(Source records)
=======

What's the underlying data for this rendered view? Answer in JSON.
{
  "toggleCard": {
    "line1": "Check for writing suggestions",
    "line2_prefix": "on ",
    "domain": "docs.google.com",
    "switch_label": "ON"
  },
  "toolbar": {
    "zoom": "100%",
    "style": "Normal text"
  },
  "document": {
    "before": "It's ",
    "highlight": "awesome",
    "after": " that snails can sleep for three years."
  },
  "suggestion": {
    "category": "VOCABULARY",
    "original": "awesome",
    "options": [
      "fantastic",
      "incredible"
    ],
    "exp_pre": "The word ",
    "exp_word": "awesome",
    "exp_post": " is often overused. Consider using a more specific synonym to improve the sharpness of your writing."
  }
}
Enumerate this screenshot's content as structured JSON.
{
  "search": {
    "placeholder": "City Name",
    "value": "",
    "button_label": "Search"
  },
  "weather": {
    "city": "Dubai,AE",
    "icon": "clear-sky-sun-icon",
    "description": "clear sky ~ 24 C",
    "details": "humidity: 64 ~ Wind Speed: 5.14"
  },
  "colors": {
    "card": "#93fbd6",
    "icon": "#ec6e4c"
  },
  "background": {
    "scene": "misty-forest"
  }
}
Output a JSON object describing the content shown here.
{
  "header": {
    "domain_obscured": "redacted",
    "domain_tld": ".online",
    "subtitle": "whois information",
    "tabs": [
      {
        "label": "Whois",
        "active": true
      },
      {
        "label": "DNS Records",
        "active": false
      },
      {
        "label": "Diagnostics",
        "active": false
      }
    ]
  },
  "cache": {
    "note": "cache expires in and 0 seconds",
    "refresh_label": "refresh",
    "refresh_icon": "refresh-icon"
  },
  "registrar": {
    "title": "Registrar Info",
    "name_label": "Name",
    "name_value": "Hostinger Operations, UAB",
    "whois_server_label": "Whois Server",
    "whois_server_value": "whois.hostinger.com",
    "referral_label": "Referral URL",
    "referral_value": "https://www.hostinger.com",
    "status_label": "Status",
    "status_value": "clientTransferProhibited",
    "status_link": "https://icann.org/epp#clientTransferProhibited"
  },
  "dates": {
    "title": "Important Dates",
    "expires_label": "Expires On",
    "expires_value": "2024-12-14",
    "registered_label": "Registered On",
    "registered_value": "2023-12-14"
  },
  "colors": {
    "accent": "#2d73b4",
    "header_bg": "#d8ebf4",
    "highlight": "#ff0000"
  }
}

=======

**TASK TO COMPLETE:**
Scan the lines above for "JSON", then copy every one that has it.

**SOLUTION:**
What's the underlying data for this rendered view? Answer in JSON.
Enumerate this screenshot's content as structured JSON.
Output a JSON object describing the content shown here.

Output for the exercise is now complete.